** start Information given **

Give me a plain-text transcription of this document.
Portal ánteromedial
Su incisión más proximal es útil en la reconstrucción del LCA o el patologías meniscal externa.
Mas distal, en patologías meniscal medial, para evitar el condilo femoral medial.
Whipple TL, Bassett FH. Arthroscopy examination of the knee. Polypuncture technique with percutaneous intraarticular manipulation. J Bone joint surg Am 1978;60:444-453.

** end Information given **
** start Information given **

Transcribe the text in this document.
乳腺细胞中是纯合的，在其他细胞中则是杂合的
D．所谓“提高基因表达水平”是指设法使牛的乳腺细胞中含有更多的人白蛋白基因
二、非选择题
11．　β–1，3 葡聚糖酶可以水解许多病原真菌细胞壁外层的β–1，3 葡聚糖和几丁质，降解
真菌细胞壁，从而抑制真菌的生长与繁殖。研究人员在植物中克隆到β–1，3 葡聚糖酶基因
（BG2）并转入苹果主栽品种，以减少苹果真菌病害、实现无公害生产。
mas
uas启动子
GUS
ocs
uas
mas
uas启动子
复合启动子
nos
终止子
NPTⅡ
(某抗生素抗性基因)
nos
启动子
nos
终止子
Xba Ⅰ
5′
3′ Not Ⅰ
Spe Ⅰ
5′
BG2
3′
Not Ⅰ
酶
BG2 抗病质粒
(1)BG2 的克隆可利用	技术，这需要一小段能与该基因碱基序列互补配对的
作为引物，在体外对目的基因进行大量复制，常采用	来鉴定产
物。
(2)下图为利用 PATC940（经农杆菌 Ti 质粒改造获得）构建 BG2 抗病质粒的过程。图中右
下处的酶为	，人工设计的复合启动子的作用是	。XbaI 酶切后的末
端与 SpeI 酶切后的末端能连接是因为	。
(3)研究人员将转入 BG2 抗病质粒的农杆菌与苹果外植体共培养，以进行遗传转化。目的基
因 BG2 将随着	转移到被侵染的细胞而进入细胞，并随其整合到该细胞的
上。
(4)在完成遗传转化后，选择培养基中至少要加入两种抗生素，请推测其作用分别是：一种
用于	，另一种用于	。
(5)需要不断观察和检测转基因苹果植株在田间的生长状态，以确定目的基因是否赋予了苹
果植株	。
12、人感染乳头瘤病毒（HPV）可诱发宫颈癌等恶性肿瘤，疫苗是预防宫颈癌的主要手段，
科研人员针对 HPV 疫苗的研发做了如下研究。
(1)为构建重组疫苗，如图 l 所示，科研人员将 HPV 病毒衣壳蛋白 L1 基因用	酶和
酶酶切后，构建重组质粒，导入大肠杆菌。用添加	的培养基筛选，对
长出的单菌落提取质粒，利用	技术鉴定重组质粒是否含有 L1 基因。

** end Information given **

[What you will do] Give only the count of lines in which the string "patologías" appears.

[Final answer] 2